§ **Task statement**:
Every line of the material below must be repeated exactly.

§ **Data for the task**:
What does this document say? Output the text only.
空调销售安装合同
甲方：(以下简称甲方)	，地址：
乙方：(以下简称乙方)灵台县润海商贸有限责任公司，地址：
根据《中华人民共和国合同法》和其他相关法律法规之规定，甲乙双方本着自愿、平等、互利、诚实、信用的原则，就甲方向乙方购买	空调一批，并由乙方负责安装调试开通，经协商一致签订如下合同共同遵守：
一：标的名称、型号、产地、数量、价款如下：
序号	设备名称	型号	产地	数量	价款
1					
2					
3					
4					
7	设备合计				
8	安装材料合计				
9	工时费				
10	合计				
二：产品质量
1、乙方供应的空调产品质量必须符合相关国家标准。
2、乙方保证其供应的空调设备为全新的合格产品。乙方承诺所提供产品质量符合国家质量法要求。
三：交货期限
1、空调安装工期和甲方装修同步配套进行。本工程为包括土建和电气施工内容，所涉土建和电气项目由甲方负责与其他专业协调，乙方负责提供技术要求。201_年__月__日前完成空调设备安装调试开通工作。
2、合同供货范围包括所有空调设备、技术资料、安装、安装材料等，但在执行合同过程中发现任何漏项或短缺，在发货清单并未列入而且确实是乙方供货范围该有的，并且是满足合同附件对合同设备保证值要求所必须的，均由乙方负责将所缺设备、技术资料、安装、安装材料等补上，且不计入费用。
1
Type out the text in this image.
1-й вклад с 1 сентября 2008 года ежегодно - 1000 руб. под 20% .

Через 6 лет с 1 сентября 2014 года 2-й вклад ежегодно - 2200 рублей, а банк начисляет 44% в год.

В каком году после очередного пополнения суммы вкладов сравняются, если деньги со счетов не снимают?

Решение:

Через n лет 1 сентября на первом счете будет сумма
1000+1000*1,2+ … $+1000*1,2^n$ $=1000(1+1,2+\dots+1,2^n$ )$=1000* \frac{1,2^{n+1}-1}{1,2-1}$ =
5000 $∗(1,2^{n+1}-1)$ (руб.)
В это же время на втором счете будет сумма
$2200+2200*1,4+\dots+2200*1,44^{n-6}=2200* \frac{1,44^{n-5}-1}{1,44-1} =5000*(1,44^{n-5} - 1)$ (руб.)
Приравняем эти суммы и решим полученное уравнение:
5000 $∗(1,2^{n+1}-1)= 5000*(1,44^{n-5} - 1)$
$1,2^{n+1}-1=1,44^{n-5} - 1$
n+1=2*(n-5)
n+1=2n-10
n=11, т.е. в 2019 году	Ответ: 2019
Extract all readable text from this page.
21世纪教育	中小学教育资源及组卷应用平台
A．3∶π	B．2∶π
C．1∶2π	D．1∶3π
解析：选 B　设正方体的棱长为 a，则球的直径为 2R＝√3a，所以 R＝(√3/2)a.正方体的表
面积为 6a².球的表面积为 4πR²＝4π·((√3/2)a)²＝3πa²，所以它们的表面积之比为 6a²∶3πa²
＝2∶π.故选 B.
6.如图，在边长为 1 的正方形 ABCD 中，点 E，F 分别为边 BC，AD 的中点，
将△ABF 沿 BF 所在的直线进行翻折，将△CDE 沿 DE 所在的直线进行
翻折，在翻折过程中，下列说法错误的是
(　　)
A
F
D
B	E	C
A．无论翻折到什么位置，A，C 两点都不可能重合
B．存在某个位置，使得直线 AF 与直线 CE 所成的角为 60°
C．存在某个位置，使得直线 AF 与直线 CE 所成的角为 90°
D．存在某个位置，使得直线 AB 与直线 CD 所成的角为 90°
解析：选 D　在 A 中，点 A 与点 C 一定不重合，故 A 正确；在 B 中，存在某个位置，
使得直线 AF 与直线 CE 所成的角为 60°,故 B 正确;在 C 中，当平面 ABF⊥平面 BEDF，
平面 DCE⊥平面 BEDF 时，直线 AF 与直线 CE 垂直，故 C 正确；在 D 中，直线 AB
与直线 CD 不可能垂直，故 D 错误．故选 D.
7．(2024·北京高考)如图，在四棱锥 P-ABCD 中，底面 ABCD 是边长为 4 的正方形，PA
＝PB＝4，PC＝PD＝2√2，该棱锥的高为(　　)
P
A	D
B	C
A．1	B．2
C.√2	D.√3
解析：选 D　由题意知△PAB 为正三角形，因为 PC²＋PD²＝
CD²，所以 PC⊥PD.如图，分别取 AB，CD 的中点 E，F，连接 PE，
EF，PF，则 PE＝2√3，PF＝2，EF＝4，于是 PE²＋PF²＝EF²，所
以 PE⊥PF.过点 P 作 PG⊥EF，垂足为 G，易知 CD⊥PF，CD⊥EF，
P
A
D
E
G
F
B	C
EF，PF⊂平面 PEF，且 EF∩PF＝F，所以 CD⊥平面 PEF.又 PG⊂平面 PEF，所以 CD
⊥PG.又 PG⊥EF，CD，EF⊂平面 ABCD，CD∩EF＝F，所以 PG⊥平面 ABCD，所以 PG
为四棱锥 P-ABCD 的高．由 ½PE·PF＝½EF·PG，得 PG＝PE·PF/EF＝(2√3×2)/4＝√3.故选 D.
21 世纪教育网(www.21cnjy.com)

§ **Full solution**:
What does this document say? Output the text only.
空调销售安装合同
甲方：(以下简称甲方)	，地址：
乙方：(以下简称乙方)灵台县润海商贸有限责任公司，地址：
根据《中华人民共和国合同法》和其他相关法律法规之规定，甲乙双方本着自愿、平等、互利、诚实、信用的原则，就甲方向乙方购买	空调一批，并由乙方负责安装调试开通，经协商一致签订如下合同共同遵守：
一：标的名称、型号、产地、数量、价款如下：
序号	设备名称	型号	产地	数量	价款
1					
2					
3					
4					
7	设备合计				
8	安装材料合计				
9	工时费				
10	合计				
二：产品质量
1、乙方供应的空调产品质量必须符合相关国家标准。
2、乙方保证其供应的空调设备为全新的合格产品。乙方承诺所提供产品质量符合国家质量法要求。
三：交货期限
1、空调安装工期和甲方装修同步配套进行。本工程为包括土建和电气施工内容，所涉土建和电气项目由甲方负责与其他专业协调，乙方负责提供技术要求。201_年__月__日前完成空调设备安装调试开通工作。
2、合同供货范围包括所有空调设备、技术资料、安装、安装材料等，但在执行合同过程中发现任何漏项或短缺，在发货清单并未列入而且确实是乙方供货范围该有的，并且是满足合同附件对合同设备保证值要求所必须的，均由乙方负责将所缺设备、技术资料、安装、安装材料等补上，且不计入费用。
1
Type out the text in this image.
1-й вклад с 1 сентября 2008 года ежегодно - 1000 руб. под 20% .

Через 6 лет с 1 сентября 2014 года 2-й вклад ежегодно - 2200 рублей, а банк начисляет 44% в год.

В каком году после очередного пополнения суммы вкладов сравняются, если деньги со счетов не снимают?

Решение:

Через n лет 1 сентября на первом счете будет сумма
1000+1000*1,2+ … $+1000*1,2^n$ $=1000(1+1,2+\dots+1,2^n$ )$=1000* \frac{1,2^{n+1}-1}{1,2-1}$ =
5000 $∗(1,2^{n+1}-1)$ (руб.)
В это же время на втором счете будет сумма
$2200+2200*1,4+\dots+2200*1,44^{n-6}=2200* \frac{1,44^{n-5}-1}{1,44-1} =5000*(1,44^{n-5} - 1)$ (руб.)
Приравняем эти суммы и решим полученное уравнение:
5000 $∗(1,2^{n+1}-1)= 5000*(1,44^{n-5} - 1)$
$1,2^{n+1}-1=1,44^{n-5} - 1$
n+1=2*(n-5)
n+1=2n-10
n=11, т.е. в 2019 году	Ответ: 2019
Extract all readable text from this page.
21世纪教育	中小学教育资源及组卷应用平台
A．3∶π	B．2∶π
C．1∶2π	D．1∶3π
解析：选 B　设正方体的棱长为 a，则球的直径为 2R＝√3a，所以 R＝(√3/2)a.正方体的表
面积为 6a².球的表面积为 4πR²＝4π·((√3/2)a)²＝3πa²，所以它们的表面积之比为 6a²∶3πa²
＝2∶π.故选 B.
6.如图，在边长为 1 的正方形 ABCD 中，点 E，F 分别为边 BC，AD 的中点，
将△ABF 沿 BF 所在的直线进行翻折，将△CDE 沿 DE 所在的直线进行
翻折，在翻折过程中，下列说法错误的是
(　　)
A
F
D
B	E	C
A．无论翻折到什么位置，A，C 两点都不可能重合
B．存在某个位置，使得直线 AF 与直线 CE 所成的角为 60°
C．存在某个位置，使得直线 AF 与直线 CE 所成的角为 90°
D．存在某个位置，使得直线 AB 与直线 CD 所成的角为 90°
解析：选 D　在 A 中，点 A 与点 C 一定不重合，故 A 正确；在 B 中，存在某个位置，
使得直线 AF 与直线 CE 所成的角为 60°,故 B 正确;在 C 中，当平面 ABF⊥平面 BEDF，
平面 DCE⊥平面 BEDF 时，直线 AF 与直线 CE 垂直，故 C 正确；在 D 中，直线 AB
与直线 CD 不可能垂直，故 D 错误．故选 D.
7．(2024·北京高考)如图，在四棱锥 P-ABCD 中，底面 ABCD 是边长为 4 的正方形，PA
＝PB＝4，PC＝PD＝2√2，该棱锥的高为(　　)
P
A	D
B	C
A．1	B．2
C.√2	D.√3
解析：选 D　由题意知△PAB 为正三角形，因为 PC²＋PD²＝
CD²，所以 PC⊥PD.如图，分别取 AB，CD 的中点 E，F，连接 PE，
EF，PF，则 PE＝2√3，PF＝2，EF＝4，于是 PE²＋PF²＝EF²，所
以 PE⊥PF.过点 P 作 PG⊥EF，垂足为 G，易知 CD⊥PF，CD⊥EF，
P
A
D
E
G
F
B	C
EF，PF⊂平面 PEF，且 EF∩PF＝F，所以 CD⊥平面 PEF.又 PG⊂平面 PEF，所以 CD
⊥PG.又 PG⊥EF，CD，EF⊂平面 ABCD，CD∩EF＝F，所以 PG⊥平面 ABCD，所以 PG
为四棱锥 P-ABCD 的高．由 ½PE·PF＝½EF·PG，得 PG＝PE·PF/EF＝(2√3×2)/4＝√3.故选 D.
21 世纪教育网(www.21cnjy.com)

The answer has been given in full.